---- ENTRIES PROVIDED
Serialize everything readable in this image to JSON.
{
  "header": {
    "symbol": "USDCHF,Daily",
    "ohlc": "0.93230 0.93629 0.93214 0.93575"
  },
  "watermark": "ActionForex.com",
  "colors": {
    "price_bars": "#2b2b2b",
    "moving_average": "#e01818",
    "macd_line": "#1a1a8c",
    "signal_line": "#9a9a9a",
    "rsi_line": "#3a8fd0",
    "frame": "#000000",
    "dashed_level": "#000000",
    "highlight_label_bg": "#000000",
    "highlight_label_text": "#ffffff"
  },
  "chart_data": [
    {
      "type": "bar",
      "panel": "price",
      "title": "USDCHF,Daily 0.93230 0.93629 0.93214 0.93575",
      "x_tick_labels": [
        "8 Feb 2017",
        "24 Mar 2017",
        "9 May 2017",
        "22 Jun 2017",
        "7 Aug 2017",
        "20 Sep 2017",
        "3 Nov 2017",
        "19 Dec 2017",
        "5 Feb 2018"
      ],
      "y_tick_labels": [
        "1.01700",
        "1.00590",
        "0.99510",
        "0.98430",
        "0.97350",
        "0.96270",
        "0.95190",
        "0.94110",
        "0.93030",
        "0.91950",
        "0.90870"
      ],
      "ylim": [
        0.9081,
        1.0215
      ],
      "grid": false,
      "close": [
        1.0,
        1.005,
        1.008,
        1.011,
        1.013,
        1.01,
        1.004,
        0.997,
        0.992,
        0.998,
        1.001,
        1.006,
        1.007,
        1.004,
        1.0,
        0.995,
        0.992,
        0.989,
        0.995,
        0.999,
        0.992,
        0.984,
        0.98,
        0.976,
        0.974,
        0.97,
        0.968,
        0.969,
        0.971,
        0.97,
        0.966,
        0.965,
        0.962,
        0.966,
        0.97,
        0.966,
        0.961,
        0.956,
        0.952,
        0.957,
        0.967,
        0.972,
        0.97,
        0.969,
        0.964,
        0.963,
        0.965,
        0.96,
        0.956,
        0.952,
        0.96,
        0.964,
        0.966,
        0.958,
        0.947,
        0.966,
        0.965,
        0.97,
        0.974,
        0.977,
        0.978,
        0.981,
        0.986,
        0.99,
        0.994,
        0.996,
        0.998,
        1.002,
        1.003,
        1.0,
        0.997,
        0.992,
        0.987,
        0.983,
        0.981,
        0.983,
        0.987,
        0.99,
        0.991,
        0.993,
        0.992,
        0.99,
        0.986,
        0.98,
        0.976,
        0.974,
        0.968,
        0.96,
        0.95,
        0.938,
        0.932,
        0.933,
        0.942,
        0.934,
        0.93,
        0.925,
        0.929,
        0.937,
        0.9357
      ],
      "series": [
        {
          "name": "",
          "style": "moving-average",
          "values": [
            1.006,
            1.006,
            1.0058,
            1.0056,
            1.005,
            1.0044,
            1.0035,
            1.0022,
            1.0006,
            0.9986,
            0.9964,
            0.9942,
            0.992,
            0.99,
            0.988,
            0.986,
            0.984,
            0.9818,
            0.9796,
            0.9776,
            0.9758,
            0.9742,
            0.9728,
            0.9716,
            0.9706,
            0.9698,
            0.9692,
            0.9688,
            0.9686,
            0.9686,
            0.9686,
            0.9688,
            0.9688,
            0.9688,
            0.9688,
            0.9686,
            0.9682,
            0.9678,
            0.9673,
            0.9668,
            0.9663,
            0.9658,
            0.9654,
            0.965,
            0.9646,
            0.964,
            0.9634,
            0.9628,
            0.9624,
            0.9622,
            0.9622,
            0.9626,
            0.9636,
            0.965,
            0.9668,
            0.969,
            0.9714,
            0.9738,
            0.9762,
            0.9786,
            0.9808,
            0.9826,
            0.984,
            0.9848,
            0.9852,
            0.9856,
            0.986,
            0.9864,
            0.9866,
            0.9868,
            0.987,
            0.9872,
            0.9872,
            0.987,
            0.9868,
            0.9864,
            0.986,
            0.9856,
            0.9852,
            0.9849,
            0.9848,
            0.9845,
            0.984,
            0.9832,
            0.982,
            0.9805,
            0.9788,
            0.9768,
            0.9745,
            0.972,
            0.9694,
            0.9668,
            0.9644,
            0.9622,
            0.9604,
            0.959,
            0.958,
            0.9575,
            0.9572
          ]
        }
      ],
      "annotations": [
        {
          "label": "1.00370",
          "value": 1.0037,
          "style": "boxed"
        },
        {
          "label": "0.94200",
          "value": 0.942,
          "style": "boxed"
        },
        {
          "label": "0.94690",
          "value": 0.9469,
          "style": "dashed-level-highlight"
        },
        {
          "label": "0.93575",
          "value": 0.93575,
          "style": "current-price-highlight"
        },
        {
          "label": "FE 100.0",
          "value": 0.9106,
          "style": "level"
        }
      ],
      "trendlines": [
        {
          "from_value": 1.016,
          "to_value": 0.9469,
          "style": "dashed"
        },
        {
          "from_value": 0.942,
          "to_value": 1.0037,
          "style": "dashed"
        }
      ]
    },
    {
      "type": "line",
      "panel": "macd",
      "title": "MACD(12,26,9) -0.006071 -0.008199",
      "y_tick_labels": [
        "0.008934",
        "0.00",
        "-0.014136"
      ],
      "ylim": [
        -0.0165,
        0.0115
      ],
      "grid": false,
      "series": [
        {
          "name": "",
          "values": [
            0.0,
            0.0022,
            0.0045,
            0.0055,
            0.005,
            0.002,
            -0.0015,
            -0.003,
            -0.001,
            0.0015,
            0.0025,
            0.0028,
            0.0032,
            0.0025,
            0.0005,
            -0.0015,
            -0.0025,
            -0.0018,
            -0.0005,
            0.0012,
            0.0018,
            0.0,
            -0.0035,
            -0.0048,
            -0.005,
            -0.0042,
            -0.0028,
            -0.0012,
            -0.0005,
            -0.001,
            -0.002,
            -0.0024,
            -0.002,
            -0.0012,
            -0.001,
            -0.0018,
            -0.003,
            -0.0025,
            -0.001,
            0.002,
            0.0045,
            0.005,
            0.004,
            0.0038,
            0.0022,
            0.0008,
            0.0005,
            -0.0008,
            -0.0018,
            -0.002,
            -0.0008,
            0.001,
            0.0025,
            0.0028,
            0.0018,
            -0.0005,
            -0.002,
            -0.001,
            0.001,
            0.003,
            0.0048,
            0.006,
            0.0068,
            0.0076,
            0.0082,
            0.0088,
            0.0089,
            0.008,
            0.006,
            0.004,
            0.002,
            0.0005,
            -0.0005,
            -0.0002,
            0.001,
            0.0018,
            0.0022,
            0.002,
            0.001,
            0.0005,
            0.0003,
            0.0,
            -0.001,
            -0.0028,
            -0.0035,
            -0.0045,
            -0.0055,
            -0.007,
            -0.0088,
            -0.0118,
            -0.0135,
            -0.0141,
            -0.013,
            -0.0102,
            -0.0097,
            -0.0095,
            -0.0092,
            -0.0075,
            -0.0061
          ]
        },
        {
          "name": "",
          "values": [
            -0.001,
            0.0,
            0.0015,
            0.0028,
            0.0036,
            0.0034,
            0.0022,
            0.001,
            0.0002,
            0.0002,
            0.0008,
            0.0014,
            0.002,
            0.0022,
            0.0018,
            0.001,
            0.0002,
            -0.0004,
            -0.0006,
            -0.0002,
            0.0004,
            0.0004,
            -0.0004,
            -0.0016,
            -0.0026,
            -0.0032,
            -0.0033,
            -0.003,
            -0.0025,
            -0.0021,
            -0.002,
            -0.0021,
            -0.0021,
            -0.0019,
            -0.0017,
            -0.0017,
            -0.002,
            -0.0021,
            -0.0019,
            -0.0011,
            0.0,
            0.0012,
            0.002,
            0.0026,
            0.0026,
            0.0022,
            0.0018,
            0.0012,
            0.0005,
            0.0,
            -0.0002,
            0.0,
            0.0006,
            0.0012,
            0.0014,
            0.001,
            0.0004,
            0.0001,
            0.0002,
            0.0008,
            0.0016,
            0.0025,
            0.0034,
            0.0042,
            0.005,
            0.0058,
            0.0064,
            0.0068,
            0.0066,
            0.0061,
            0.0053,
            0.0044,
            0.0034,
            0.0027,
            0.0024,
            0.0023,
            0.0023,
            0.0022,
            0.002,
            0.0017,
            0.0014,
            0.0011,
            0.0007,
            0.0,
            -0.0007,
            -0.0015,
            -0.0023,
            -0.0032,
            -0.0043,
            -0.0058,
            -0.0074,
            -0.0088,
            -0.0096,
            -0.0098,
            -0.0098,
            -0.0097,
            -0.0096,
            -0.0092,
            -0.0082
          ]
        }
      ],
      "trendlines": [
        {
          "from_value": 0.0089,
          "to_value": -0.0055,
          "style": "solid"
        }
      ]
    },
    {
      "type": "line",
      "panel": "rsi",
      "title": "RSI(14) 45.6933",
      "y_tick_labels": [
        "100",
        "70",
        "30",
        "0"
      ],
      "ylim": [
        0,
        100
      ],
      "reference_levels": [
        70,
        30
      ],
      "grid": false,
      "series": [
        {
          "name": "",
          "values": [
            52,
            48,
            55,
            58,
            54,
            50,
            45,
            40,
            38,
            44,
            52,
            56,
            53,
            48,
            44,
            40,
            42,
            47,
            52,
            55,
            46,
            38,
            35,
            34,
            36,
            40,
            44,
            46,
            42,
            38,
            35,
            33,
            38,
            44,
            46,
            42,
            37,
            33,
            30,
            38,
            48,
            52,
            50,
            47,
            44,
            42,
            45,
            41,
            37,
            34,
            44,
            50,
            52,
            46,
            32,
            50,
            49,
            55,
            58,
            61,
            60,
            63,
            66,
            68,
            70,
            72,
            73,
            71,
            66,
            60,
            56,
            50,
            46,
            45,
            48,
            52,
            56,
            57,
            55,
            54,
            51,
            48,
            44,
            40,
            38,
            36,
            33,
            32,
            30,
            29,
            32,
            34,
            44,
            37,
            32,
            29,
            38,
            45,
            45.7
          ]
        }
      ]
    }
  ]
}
--------
EXERCISE REQUIREMENTS: Go through the records line by line and count those containing the string "Daily". Give only the total.

RESPONSE TO THIS TASK: 2